# [Data entries]
____________
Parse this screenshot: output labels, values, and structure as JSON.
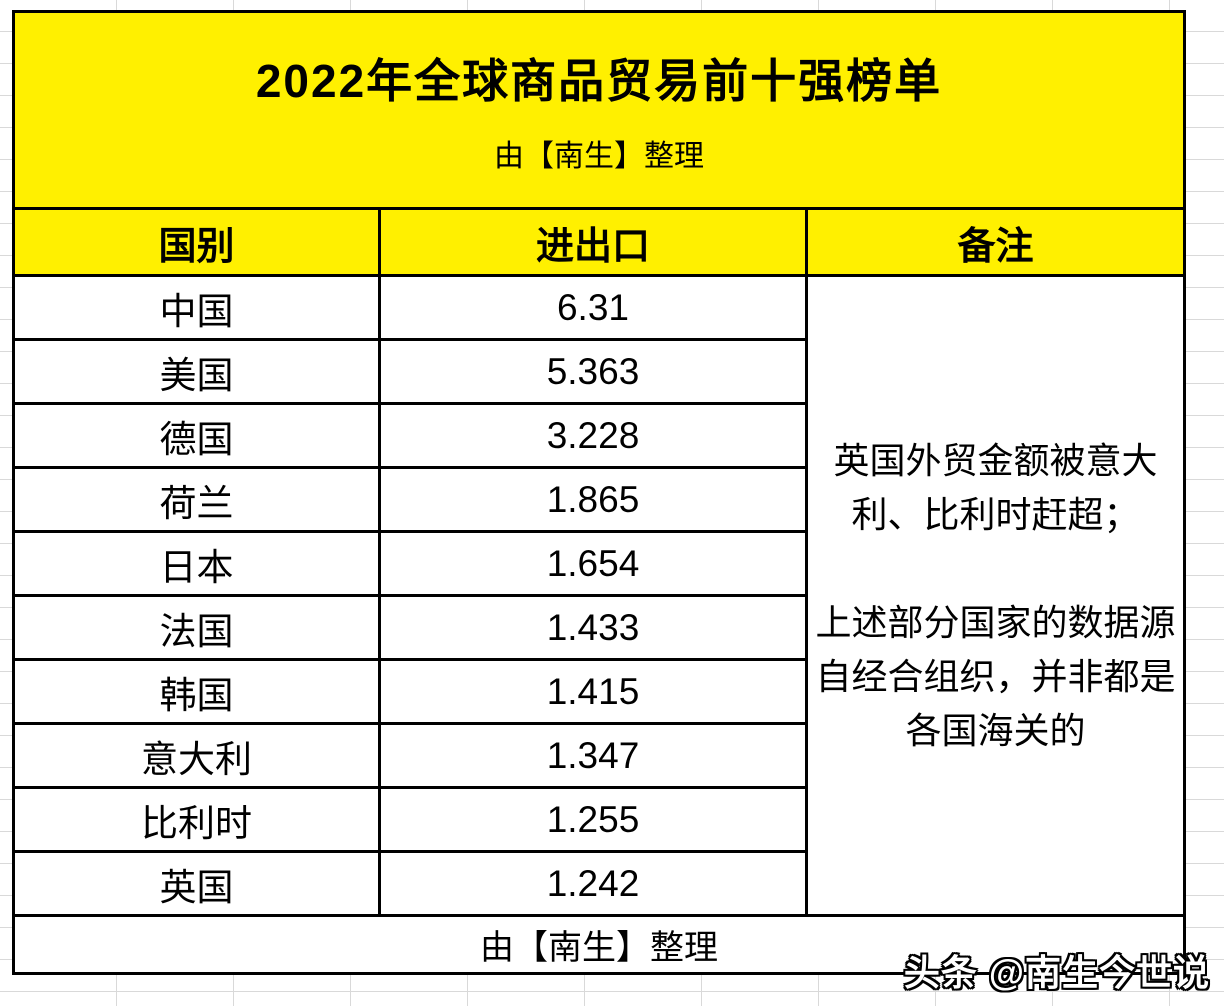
{
  "title": {
    "main": "2022年全球商品贸易前十强榜单",
    "subtitle": "由【南生】整理"
  },
  "table": {
    "headers": [
      "国别",
      "进出口",
      "备注"
    ],
    "rows": [
      {
        "country": "中国",
        "value": "6.31"
      },
      {
        "country": "美国",
        "value": "5.363"
      },
      {
        "country": "德国",
        "value": "3.228"
      },
      {
        "country": "荷兰",
        "value": "1.865"
      },
      {
        "country": "日本",
        "value": "1.654"
      },
      {
        "country": "法国",
        "value": "1.433"
      },
      {
        "country": "韩国",
        "value": "1.415"
      },
      {
        "country": "意大利",
        "value": "1.347"
      },
      {
        "country": "比利时",
        "value": "1.255"
      },
      {
        "country": "英国",
        "value": "1.242"
      }
    ],
    "remarks": "英国外贸金额被意大利、比利时赶超；\n\n上述部分国家的数据源自经合组织，并非都是各国海关的",
    "footer": "由【南生】整理"
  },
  "watermark": "头条 @南生今世说",
  "colors": {
    "header_bg": "#FFF000",
    "border": "#000000",
    "gridline": "#d9d9d9"
  },
  "chart_data": {
    "type": "table",
    "title": "2022年全球商品贸易前十强榜单",
    "subtitle": "由【南生】整理",
    "columns": [
      "国别",
      "进出口",
      "备注"
    ],
    "categories": [
      "中国",
      "美国",
      "德国",
      "荷兰",
      "日本",
      "法国",
      "韩国",
      "意大利",
      "比利时",
      "英国"
    ],
    "values": [
      6.31,
      5.363,
      3.228,
      1.865,
      1.654,
      1.433,
      1.415,
      1.347,
      1.255,
      1.242
    ],
    "remarks": "英国外贸金额被意大利、比利时赶超；\n\n上述部分国家的数据源自经合组织，并非都是各国海关的",
    "footer": "由【南生】整理"
  }
}
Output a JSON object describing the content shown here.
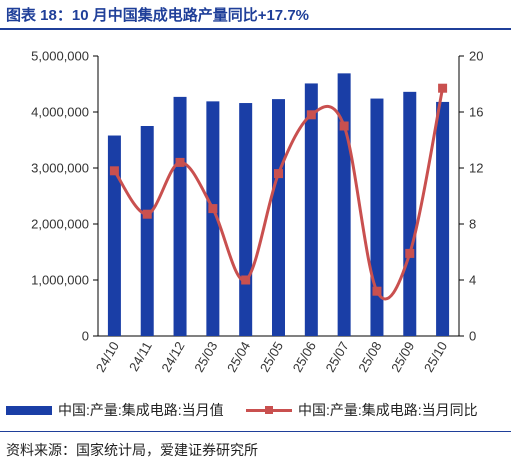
{
  "title": "图表 18：10 月中国集成电路产量同比+17.7%",
  "source": "资料来源：国家统计局，爱建证券研究所",
  "legend": {
    "bar_label": "中国:产量:集成电路:当月值",
    "line_label": "中国:产量:集成电路:当月同比"
  },
  "colors": {
    "bar": "#1a3ea6",
    "line": "#c9504f",
    "title": "#1f3f99"
  },
  "chart_data": {
    "type": "bar",
    "categories": [
      "24/10",
      "24/11",
      "24/12",
      "25/03",
      "25/04",
      "25/05",
      "25/06",
      "25/07",
      "25/08",
      "25/09",
      "25/10"
    ],
    "series": [
      {
        "name": "中国:产量:集成电路:当月值",
        "type": "bar",
        "axis": "left",
        "values": [
          3580000,
          3750000,
          4270000,
          4190000,
          4160000,
          4230000,
          4510000,
          4690000,
          4240000,
          4360000,
          4180000
        ]
      },
      {
        "name": "中国:产量:集成电路:当月同比",
        "type": "line",
        "axis": "right",
        "values": [
          11.8,
          8.7,
          12.4,
          9.1,
          4.0,
          11.6,
          15.8,
          15.0,
          3.2,
          5.9,
          17.7
        ]
      }
    ],
    "y_left": {
      "ylim": [
        0,
        5000000
      ],
      "ticks": [
        "0",
        "1,000,000",
        "2,000,000",
        "3,000,000",
        "4,000,000",
        "5,000,000"
      ]
    },
    "y_right": {
      "ylim": [
        0,
        20
      ],
      "ticks": [
        "0",
        "4",
        "8",
        "12",
        "16",
        "20"
      ]
    },
    "grid": false,
    "legend_position": "bottom"
  }
}
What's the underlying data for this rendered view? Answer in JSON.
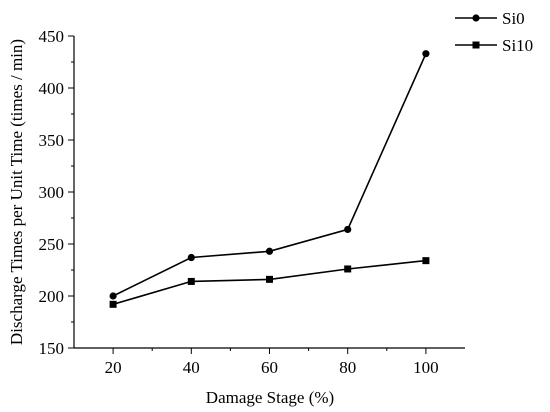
{
  "chart_data": {
    "type": "line",
    "title": "",
    "xlabel": "Damage Stage (%)",
    "ylabel": "Discharge Times per Unit Time (times / min)",
    "x": [
      20,
      40,
      60,
      80,
      100
    ],
    "xlim": [
      10,
      110
    ],
    "ylim": [
      150,
      450
    ],
    "xticks": [
      20,
      40,
      60,
      80,
      100
    ],
    "yticks": [
      150,
      200,
      250,
      300,
      350,
      400,
      450
    ],
    "grid": false,
    "legend_position": "top-right",
    "series": [
      {
        "name": "Si0",
        "marker": "circle",
        "color": "#000000",
        "values": [
          200,
          237,
          243,
          264,
          433
        ]
      },
      {
        "name": "Si10",
        "marker": "square",
        "color": "#000000",
        "values": [
          192,
          214,
          216,
          226,
          234
        ]
      }
    ]
  }
}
____________
# [What to work on]
Return each line in the records that holds the string "name".

# [The answer]
        "name": "中国:产量:集成电路:当月值",
        "name": "中国:产量:集成电路:当月同比",
        "name": "Si0",
        "name": "Si10",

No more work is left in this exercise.